>> Start Material for this task

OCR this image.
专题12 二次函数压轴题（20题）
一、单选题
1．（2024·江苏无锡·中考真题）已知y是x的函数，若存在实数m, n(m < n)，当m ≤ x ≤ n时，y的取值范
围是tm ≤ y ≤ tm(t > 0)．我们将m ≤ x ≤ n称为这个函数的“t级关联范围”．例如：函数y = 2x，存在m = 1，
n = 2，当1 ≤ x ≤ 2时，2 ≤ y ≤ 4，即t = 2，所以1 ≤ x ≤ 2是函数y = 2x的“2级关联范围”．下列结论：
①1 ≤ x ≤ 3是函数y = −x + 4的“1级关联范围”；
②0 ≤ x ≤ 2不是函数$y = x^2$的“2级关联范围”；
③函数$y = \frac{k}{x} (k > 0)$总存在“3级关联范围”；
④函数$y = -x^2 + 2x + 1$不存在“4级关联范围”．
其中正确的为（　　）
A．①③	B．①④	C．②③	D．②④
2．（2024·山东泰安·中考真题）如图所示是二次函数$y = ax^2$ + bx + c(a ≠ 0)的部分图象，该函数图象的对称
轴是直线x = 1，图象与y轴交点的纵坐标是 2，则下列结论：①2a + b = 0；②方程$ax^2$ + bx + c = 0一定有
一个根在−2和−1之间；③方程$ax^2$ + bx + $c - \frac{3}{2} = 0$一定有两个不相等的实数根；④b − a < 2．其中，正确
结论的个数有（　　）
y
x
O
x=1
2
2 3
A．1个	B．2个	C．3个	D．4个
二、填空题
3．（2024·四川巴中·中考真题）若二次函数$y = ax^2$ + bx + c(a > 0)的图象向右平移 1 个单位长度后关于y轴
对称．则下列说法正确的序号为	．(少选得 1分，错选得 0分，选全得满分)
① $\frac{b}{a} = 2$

>> End Material for this task

:: Request ::
Extract every line containing the string "frac" from the material.

:: Task response ::
③函数$y = \frac{k}{x} (k > 0)$总存在“3级关联范围”；
一个根在−2和−1之间；③方程$ax^2$ + bx + $c - \frac{3}{2} = 0$一定有两个不相等的实数根；④b − a < 2．其中，正确
① $\frac{b}{a} = 2$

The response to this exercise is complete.